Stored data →
....
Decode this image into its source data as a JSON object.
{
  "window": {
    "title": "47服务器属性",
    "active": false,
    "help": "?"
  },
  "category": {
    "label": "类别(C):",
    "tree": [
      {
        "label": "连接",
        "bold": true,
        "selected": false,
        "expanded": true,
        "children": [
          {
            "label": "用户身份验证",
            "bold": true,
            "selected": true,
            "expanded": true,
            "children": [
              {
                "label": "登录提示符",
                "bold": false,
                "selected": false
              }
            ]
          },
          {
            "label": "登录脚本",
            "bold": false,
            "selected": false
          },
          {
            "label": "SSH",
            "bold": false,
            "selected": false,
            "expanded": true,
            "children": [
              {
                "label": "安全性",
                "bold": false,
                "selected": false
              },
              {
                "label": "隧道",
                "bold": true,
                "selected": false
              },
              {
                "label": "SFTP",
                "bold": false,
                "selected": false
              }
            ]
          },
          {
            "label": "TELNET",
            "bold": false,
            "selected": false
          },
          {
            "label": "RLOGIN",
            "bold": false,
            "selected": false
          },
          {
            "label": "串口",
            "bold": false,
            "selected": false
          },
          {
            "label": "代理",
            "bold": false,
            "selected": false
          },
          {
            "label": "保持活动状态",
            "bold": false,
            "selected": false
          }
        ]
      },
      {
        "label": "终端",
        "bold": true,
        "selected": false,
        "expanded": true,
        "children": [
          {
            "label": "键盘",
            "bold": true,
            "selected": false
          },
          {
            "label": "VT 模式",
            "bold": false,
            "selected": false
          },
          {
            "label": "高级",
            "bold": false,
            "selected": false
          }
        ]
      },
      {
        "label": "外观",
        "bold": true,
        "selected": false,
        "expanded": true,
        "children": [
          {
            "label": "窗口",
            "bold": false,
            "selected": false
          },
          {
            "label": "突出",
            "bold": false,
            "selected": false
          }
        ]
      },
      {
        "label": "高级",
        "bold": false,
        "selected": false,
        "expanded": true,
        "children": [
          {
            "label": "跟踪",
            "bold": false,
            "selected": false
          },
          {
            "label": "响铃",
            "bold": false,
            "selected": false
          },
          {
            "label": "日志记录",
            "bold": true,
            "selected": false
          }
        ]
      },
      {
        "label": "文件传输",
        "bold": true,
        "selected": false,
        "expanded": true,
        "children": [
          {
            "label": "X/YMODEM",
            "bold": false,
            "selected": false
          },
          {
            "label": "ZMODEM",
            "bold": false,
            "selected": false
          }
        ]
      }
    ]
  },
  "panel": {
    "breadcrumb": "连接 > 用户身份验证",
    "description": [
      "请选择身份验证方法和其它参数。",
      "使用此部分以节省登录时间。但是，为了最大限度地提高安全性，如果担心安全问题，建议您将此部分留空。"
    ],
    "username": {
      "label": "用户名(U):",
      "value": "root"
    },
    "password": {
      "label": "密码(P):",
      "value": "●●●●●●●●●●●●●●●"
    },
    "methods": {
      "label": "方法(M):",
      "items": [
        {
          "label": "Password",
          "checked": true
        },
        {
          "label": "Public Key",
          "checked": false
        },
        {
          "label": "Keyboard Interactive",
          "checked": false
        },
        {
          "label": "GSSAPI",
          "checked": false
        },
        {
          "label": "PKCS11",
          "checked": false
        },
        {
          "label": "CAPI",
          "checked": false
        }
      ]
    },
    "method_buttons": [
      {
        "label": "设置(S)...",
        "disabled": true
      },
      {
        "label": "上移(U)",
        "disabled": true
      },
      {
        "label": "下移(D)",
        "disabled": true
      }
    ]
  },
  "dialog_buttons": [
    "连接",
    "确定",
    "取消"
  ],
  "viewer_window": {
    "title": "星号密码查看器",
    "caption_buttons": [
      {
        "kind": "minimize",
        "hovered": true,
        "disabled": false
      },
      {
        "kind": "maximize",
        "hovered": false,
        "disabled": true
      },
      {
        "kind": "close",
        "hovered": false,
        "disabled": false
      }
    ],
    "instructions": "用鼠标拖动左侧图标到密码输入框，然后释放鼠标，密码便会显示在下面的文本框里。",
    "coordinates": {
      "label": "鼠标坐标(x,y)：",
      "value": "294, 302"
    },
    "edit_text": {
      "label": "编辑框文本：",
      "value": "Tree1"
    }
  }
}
....
Job → Of all the lines above, how many contain the word "value"? Give the number and nothing else.

Response for this exercise → 4